● **Directive**
Please carry on the personal essay about life after finishing a master's program, starting right after its last sentence.

● **Document**

This year, I graduated from a Master’s program. Finishing graduate school was one of the hardest things I have ever done. I had spent the last three years reading, writing, grading, crying, self-doubting, and regretting the decision to enroll in the first place. But I had finished. I had earned my credits and written and defended my thesis. I had not only finished, but excelled. I did my work and I did it well. 



But after I completed my walk across the stage, empty diploma in hand, I thought, “What now?” When I spoke to my friends and relatives and received their congratulations, they asked, “What now?” My responses were always the same: “I don’t know” or “I’m not sure.”

But really, I knew exactly what I wanted: rest. I wanted to be in my soft girl era. 

Urban Dictionary defines the “soft girl era” as one “in which a female chooses to only have kind, loving, gentle and supportive people in her life. It is a time where she makes an effort to live in peace, happiness, and calmness.” 

I did not want to just take a short break for a few weeks or months while I figured out my “what now” and prepared to make my “next move.” I did not want temporary periods of rest in between bouts of hustle. I wanted a life of rest and softness–consistently and unapologetically. I wanted to be in charge of my day to day life, to be able to hold onto what contributes to my own happiness and peace, and simply eliminate what doesn’t.

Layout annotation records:
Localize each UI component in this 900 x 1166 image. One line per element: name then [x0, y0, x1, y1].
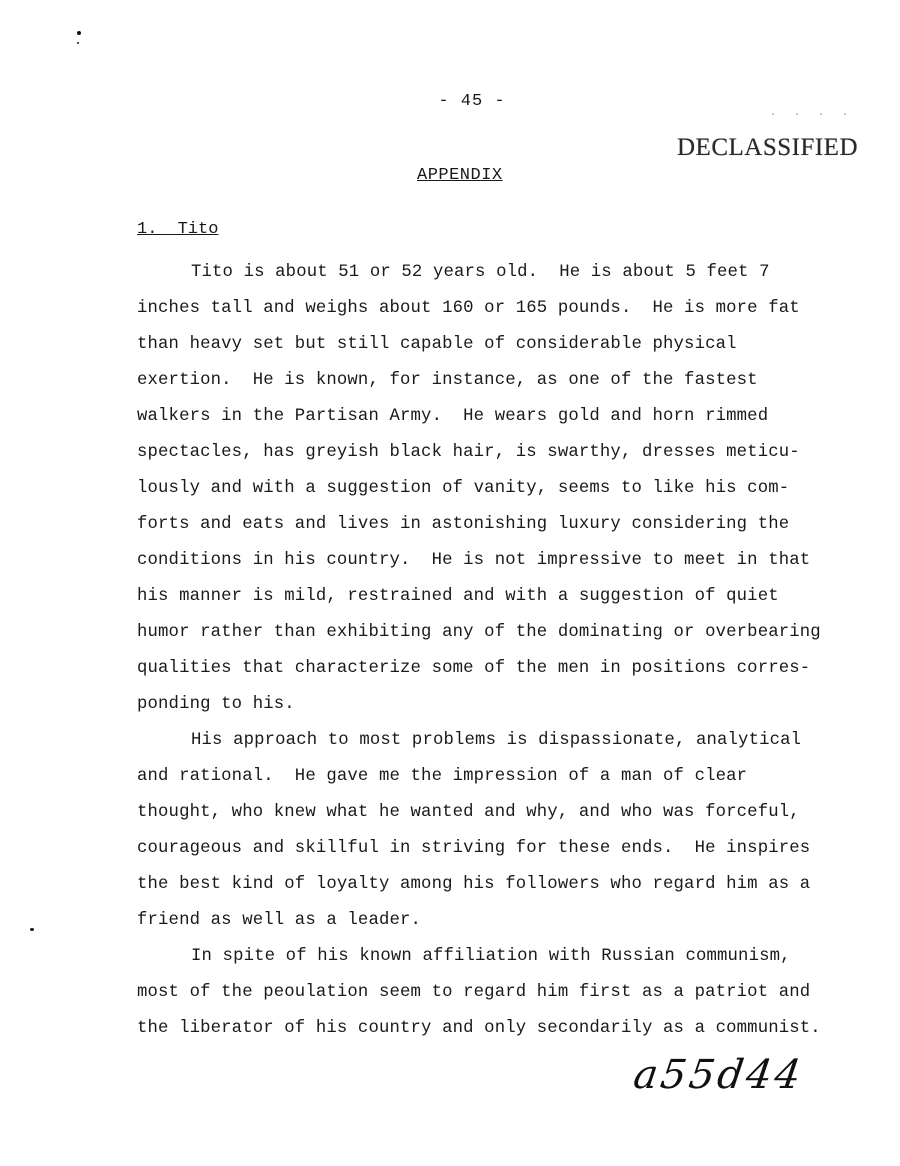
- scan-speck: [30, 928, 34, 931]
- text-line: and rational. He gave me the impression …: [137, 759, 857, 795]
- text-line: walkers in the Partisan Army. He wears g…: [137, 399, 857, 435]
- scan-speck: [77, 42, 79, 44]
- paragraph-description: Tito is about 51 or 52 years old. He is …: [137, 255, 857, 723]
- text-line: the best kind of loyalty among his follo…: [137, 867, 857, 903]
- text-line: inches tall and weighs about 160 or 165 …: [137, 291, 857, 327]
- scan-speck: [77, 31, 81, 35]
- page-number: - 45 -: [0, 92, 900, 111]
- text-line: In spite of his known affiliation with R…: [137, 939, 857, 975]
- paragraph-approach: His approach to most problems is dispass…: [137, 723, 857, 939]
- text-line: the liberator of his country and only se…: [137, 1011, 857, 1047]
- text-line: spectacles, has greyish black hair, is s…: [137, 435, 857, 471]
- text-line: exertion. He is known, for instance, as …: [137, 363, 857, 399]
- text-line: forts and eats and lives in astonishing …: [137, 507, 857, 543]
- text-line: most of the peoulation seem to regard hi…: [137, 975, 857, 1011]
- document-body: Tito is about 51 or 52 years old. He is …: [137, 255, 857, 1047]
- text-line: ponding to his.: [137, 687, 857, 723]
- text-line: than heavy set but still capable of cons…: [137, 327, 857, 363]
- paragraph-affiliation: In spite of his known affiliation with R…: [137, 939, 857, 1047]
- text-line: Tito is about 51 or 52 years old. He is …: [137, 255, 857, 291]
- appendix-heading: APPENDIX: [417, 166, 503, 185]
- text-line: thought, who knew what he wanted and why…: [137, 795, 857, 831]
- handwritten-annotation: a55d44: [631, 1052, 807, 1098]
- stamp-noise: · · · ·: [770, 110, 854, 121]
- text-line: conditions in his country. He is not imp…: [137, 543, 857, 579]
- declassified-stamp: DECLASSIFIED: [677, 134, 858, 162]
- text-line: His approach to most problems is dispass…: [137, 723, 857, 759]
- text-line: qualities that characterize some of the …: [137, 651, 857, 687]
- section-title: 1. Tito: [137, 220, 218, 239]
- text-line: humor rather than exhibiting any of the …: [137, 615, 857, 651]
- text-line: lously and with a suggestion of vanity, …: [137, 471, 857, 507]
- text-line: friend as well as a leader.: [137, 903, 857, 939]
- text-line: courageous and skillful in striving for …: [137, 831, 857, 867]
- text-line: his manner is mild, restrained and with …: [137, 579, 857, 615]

● **Answer to this task**
A soft girl may have a 9 to 5 job that she adores, but she sets boundaries to create work / life balance and prioritize her own interests. A soft girl may also stop working to have brunch at 11:00 am on a Wednesday if she chooses to. A soft girl is gentle with herself, puts herself first, and does not apologize for doing so. A soft girl’s life can look any way she wants, because it is hers by design.

I just wanted my “what now” to be soft. But I never said it, because I never felt like it was an acceptable option for my “what now.” It wasn’t what anyone wanted or expected to hear. My parents probably wanted me to say that I was going to law school and my grandparents wanted me to say that I was going for a PhD. I answered, “Maybe” or “We’ll see.” 

In the midst of all the questions and opinions from other people, I often think about my Masters thesis. I think about all the research I had done, the books I read, the new ideas I had discovered and explored–my own and those of others. The project is called “Black Girl Magic: History, Identity, and Spirituality in Contemporary Fantasy and Science-Fiction.” In the novels I chose for my project, the protagonists were Black women who performed literal acts of magic–looking into the future, communicating with spirits, and controlling the elements. With magic, they are able to manipulate the world around them, creating change, and designing a world in which they not only can survive, but one in which they thrive.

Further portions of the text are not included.